_SHORT PROBLEM_
The records below hold pictures; please leave those out and retype the rest exactly.

_Collection entries_
##############################
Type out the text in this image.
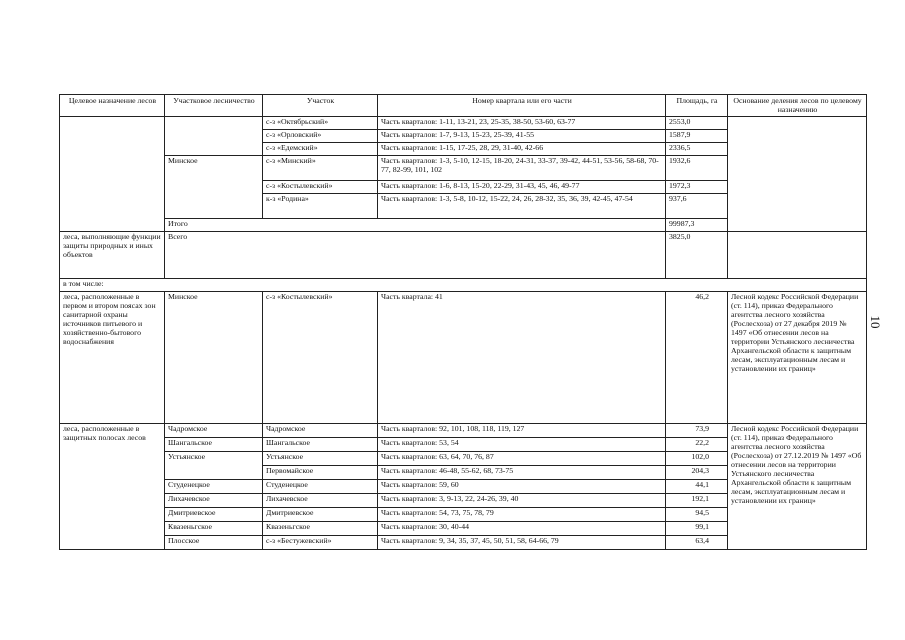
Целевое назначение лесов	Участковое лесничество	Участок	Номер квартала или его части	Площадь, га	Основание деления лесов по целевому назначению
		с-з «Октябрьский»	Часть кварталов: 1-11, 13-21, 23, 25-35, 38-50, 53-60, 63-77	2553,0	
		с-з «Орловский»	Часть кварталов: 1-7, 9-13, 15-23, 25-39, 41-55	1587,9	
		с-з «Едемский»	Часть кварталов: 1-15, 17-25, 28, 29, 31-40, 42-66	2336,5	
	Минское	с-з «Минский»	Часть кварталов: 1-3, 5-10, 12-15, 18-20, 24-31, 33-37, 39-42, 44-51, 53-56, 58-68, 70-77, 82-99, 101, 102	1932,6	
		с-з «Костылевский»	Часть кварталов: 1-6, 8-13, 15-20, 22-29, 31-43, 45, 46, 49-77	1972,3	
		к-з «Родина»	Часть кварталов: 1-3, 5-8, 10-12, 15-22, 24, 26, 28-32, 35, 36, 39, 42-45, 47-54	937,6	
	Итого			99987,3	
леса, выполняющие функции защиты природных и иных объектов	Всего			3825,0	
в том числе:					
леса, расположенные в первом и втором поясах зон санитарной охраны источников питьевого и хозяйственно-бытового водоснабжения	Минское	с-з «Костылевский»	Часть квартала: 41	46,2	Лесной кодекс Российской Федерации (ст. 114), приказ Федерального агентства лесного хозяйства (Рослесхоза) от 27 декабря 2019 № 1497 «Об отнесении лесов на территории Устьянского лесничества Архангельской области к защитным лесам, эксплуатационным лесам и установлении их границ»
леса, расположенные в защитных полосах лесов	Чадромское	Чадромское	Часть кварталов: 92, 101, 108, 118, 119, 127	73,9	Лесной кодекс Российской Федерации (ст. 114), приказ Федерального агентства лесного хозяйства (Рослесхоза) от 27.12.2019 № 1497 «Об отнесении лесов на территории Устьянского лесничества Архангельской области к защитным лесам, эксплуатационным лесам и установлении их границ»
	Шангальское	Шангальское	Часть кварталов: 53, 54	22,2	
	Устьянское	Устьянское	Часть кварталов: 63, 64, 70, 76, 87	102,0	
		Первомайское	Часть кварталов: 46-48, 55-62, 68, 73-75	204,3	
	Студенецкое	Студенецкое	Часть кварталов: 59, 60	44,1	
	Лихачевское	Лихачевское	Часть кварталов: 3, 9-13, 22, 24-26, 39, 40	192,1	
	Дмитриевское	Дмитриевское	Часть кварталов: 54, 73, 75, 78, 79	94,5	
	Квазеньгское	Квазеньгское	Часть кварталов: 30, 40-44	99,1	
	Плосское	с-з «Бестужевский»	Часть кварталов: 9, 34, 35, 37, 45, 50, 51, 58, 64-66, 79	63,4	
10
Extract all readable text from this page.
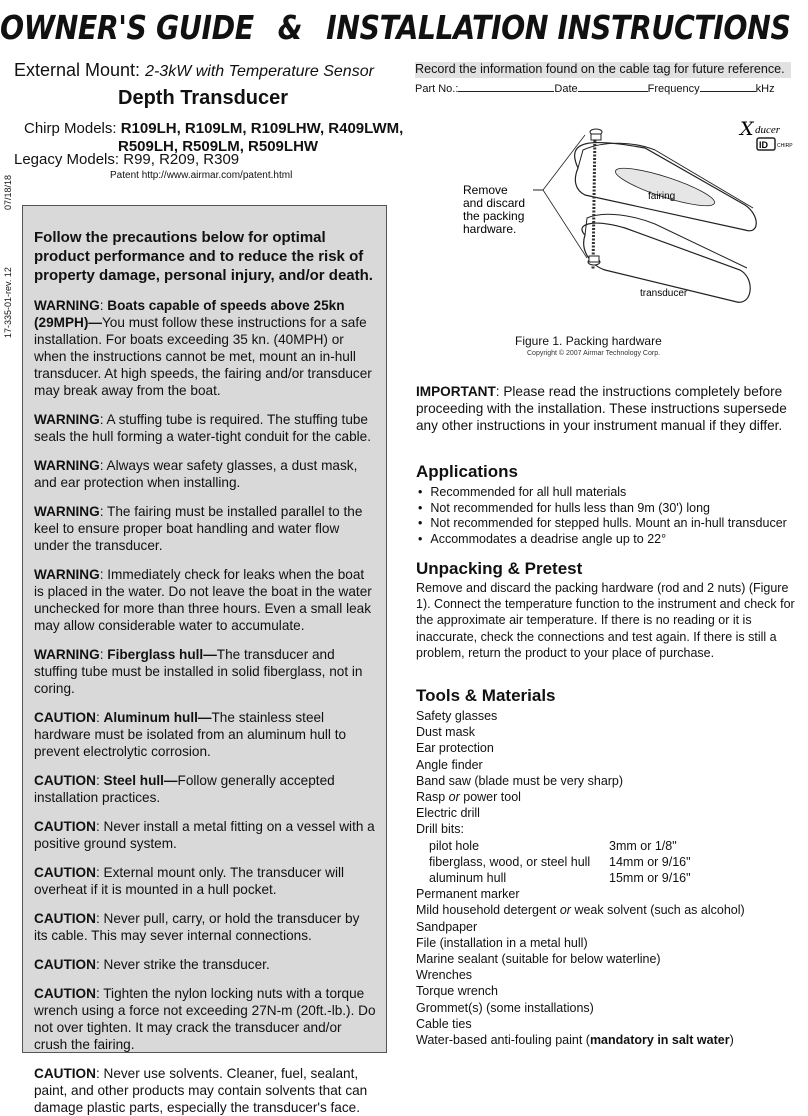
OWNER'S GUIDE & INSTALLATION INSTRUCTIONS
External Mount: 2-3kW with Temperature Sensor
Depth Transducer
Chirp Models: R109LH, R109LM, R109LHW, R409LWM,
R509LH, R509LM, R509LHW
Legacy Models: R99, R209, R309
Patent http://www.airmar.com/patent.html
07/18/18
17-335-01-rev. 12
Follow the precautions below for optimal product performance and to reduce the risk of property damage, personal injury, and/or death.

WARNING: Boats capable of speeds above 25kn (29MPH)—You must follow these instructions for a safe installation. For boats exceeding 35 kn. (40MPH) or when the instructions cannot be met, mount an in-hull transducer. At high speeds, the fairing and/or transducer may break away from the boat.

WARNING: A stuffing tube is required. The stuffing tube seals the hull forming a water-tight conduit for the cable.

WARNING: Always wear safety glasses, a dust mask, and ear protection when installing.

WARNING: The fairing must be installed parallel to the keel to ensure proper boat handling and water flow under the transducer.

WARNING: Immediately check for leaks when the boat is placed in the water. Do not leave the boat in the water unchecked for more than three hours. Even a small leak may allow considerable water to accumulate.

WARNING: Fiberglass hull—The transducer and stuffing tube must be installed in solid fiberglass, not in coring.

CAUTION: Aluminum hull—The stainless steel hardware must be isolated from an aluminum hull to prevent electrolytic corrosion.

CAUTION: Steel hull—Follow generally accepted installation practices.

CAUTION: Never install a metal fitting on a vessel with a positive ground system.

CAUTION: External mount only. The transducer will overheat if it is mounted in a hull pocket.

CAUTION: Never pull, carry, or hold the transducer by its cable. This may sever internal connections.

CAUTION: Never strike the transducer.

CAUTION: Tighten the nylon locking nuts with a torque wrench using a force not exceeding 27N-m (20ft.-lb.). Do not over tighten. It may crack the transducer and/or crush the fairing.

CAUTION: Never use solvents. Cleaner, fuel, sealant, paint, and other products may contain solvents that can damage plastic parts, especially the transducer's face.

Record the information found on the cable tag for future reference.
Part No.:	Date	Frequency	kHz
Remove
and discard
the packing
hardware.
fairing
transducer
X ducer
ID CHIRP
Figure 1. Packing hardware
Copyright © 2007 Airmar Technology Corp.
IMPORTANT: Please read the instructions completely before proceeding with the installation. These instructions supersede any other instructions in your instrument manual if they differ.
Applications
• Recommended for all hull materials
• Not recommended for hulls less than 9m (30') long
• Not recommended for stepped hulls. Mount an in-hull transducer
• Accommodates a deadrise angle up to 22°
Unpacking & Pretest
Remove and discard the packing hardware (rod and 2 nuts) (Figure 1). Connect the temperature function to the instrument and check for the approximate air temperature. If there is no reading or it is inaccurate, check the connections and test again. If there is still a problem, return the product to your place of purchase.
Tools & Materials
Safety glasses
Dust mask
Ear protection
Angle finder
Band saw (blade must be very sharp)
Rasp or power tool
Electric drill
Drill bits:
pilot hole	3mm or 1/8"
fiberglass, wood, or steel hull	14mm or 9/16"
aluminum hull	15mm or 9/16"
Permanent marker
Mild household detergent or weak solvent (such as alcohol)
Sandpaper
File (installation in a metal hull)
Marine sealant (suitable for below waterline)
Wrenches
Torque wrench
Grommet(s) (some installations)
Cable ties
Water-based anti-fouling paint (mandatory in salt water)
##############################
_SOLVED PROBLEM_
Type out the text in this image.
Целевое назначение лесов	Участковое лесничество	Участок	Номер квартала или его части	Площадь, га	Основание деления лесов по целевому назначению
		с-з «Октябрьский»	Часть кварталов: 1-11, 13-21, 23, 25-35, 38-50, 53-60, 63-77	2553,0	
		с-з «Орловский»	Часть кварталов: 1-7, 9-13, 15-23, 25-39, 41-55	1587,9	
		с-з «Едемский»	Часть кварталов: 1-15, 17-25, 28, 29, 31-40, 42-66	2336,5	
	Минское	с-з «Минский»	Часть кварталов: 1-3, 5-10, 12-15, 18-20, 24-31, 33-37, 39-42, 44-51, 53-56, 58-68, 70-77, 82-99, 101, 102	1932,6	
		с-з «Костылевский»	Часть кварталов: 1-6, 8-13, 15-20, 22-29, 31-43, 45, 46, 49-77	1972,3	
		к-з «Родина»	Часть кварталов: 1-3, 5-8, 10-12, 15-22, 24, 26, 28-32, 35, 36, 39, 42-45, 47-54	937,6	
	Итого			99987,3	
леса, выполняющие функции защиты природных и иных объектов	Всего			3825,0	
в том числе:					
леса, расположенные в первом и втором поясах зон санитарной охраны источников питьевого и хозяйственно-бытового водоснабжения	Минское	с-з «Костылевский»	Часть квартала: 41	46,2	Лесной кодекс Российской Федерации (ст. 114), приказ Федерального агентства лесного хозяйства (Рослесхоза) от 27 декабря 2019 № 1497 «Об отнесении лесов на территории Устьянского лесничества Архангельской области к защитным лесам, эксплуатационным лесам и установлении их границ»
леса, расположенные в защитных полосах лесов	Чадромское	Чадромское	Часть кварталов: 92, 101, 108, 118, 119, 127	73,9	Лесной кодекс Российской Федерации (ст. 114), приказ Федерального агентства лесного хозяйства (Рослесхоза) от 27.12.2019 № 1497 «Об отнесении лесов на территории Устьянского лесничества Архангельской области к защитным лесам, эксплуатационным лесам и установлении их границ»
	Шангальское	Шангальское	Часть кварталов: 53, 54	22,2	
	Устьянское	Устьянское	Часть кварталов: 63, 64, 70, 76, 87	102,0	
		Первомайское	Часть кварталов: 46-48, 55-62, 68, 73-75	204,3	
	Студенецкое	Студенецкое	Часть кварталов: 59, 60	44,1	
	Лихачевское	Лихачевское	Часть кварталов: 3, 9-13, 22, 24-26, 39, 40	192,1	
	Дмитриевское	Дмитриевское	Часть кварталов: 54, 73, 75, 78, 79	94,5	
	Квазеньгское	Квазеньгское	Часть кварталов: 30, 40-44	99,1	
	Плосское	с-з «Бестужевский»	Часть кварталов: 9, 34, 35, 37, 45, 50, 51, 58, 64-66, 79	63,4	
10
Extract all readable text from this page.
OWNER'S GUIDE & INSTALLATION INSTRUCTIONS
External Mount: 2-3kW with Temperature Sensor
Depth Transducer
Chirp Models: R109LH, R109LM, R109LHW, R409LWM,
R509LH, R509LM, R509LHW
Legacy Models: R99, R209, R309
Patent http://www.airmar.com/patent.html
07/18/18
17-335-01-rev. 12
Follow the precautions below for optimal product performance and to reduce the risk of property damage, personal injury, and/or death.

WARNING: Boats capable of speeds above 25kn (29MPH)—You must follow these instructions for a safe installation. For boats exceeding 35 kn. (40MPH) or when the instructions cannot be met, mount an in-hull transducer. At high speeds, the fairing and/or transducer may break away from the boat.

WARNING: A stuffing tube is required. The stuffing tube seals the hull forming a water-tight conduit for the cable.

WARNING: Always wear safety glasses, a dust mask, and ear protection when installing.

WARNING: The fairing must be installed parallel to the keel to ensure proper boat handling and water flow under the transducer.

WARNING: Immediately check for leaks when the boat is placed in the water. Do not leave the boat in the water unchecked for more than three hours. Even a small leak may allow considerable water to accumulate.

WARNING: Fiberglass hull—The transducer and stuffing tube must be installed in solid fiberglass, not in coring.

CAUTION: Aluminum hull—The stainless steel hardware must be isolated from an aluminum hull to prevent electrolytic corrosion.

CAUTION: Steel hull—Follow generally accepted installation practices.

CAUTION: Never install a metal fitting on a vessel with a positive ground system.

CAUTION: External mount only. The transducer will overheat if it is mounted in a hull pocket.

CAUTION: Never pull, carry, or hold the transducer by its cable. This may sever internal connections.

CAUTION: Never strike the transducer.

CAUTION: Tighten the nylon locking nuts with a torque wrench using a force not exceeding 27N-m (20ft.-lb.). Do not over tighten. It may crack the transducer and/or crush the fairing.

CAUTION: Never use solvents. Cleaner, fuel, sealant, paint, and other products may contain solvents that can damage plastic parts, especially the transducer's face.

Record the information found on the cable tag for future reference.
Part No.:	Date	Frequency	kHz
Remove
and discard
the packing
hardware.
fairing
transducer
X ducer
ID CHIRP
Figure 1. Packing hardware
Copyright © 2007 Airmar Technology Corp.
IMPORTANT: Please read the instructions completely before proceeding with the installation. These instructions supersede any other instructions in your instrument manual if they differ.
Applications
• Recommended for all hull materials
• Not recommended for hulls less than 9m (30') long
• Not recommended for stepped hulls. Mount an in-hull transducer
• Accommodates a deadrise angle up to 22°
Unpacking & Pretest
Remove and discard the packing hardware (rod and 2 nuts) (Figure 1). Connect the temperature function to the instrument and check for the approximate air temperature. If there is no reading or it is inaccurate, check the connections and test again. If there is still a problem, return the product to your place of purchase.
Tools & Materials
Safety glasses
Dust mask
Ear protection
Angle finder
Band saw (blade must be very sharp)
Rasp or power tool
Electric drill
Drill bits:
pilot hole	3mm or 1/8"
fiberglass, wood, or steel hull	14mm or 9/16"
aluminum hull	15mm or 9/16"
Permanent marker
Mild household detergent or weak solvent (such as alcohol)
Sandpaper
File (installation in a metal hull)
Marine sealant (suitable for below waterline)
Wrenches
Torque wrench
Grommet(s) (some installations)
Cable ties
Water-based anti-fouling paint (mandatory in salt water)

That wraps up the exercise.